Given task: Filter the lines below, copying only those with the string "icon".

(Collected data)
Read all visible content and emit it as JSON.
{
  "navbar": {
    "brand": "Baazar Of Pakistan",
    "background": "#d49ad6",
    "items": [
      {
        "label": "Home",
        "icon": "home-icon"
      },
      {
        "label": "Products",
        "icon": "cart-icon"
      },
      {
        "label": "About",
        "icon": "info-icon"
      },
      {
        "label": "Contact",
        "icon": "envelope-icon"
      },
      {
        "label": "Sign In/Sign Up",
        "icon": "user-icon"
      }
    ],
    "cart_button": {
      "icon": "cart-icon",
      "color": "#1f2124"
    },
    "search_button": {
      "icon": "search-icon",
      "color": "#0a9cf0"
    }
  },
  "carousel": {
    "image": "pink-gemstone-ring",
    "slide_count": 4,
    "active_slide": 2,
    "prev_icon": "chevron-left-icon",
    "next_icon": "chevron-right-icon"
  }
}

Finished task:
        "icon": "home-icon"
        "icon": "cart-icon"
        "icon": "info-icon"
        "icon": "envelope-icon"
        "icon": "user-icon"
      "icon": "cart-icon",
      "icon": "search-icon",
    "prev_icon": "chevron-left-icon",
    "next_icon": "chevron-right-icon"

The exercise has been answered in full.